Task instructions:
Please quote the material exactly, every line of it.

Extracted material:
-- begin --

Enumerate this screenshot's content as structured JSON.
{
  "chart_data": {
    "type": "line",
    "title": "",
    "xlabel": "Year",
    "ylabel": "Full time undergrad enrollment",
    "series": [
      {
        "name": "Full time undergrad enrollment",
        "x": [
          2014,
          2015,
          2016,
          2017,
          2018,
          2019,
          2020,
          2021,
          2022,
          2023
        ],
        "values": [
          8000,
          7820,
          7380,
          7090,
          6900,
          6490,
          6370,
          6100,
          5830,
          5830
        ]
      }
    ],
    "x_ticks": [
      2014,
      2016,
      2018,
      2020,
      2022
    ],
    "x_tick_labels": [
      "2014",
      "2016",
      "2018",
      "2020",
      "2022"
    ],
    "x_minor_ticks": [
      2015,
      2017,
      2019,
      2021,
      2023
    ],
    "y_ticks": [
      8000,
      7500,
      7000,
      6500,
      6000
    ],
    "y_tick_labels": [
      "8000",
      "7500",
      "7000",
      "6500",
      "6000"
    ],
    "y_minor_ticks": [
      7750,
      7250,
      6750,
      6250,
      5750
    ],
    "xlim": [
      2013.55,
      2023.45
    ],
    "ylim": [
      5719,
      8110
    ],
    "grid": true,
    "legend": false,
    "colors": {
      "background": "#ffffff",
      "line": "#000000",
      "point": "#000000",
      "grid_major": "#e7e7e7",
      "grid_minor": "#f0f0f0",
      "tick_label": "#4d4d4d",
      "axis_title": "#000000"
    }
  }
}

-- end --

Expected answer:
Enumerate this screenshot's content as structured JSON.
{
  "chart_data": {
    "type": "line",
    "title": "",
    "xlabel": "Year",
    "ylabel": "Full time undergrad enrollment",
    "series": [
      {
        "name": "Full time undergrad enrollment",
        "x": [
          2014,
          2015,
          2016,
          2017,
          2018,
          2019,
          2020,
          2021,
          2022,
          2023
        ],
        "values": [
          8000,
          7820,
          7380,
          7090,
          6900,
          6490,
          6370,
          6100,
          5830,
          5830
        ]
      }
    ],
    "x_ticks": [
      2014,
      2016,
      2018,
      2020,
      2022
    ],
    "x_tick_labels": [
      "2014",
      "2016",
      "2018",
      "2020",
      "2022"
    ],
    "x_minor_ticks": [
      2015,
      2017,
      2019,
      2021,
      2023
    ],
    "y_ticks": [
      8000,
      7500,
      7000,
      6500,
      6000
    ],
    "y_tick_labels": [
      "8000",
      "7500",
      "7000",
      "6500",
      "6000"
    ],
    "y_minor_ticks": [
      7750,
      7250,
      6750,
      6250,
      5750
    ],
    "xlim": [
      2013.55,
      2023.45
    ],
    "ylim": [
      5719,
      8110
    ],
    "grid": true,
    "legend": false,
    "colors": {
      "background": "#ffffff",
      "line": "#000000",
      "point": "#000000",
      "grid_major": "#e7e7e7",
      "grid_minor": "#f0f0f0",
      "tick_label": "#4d4d4d",
      "axis_title": "#000000"
    }
  }
}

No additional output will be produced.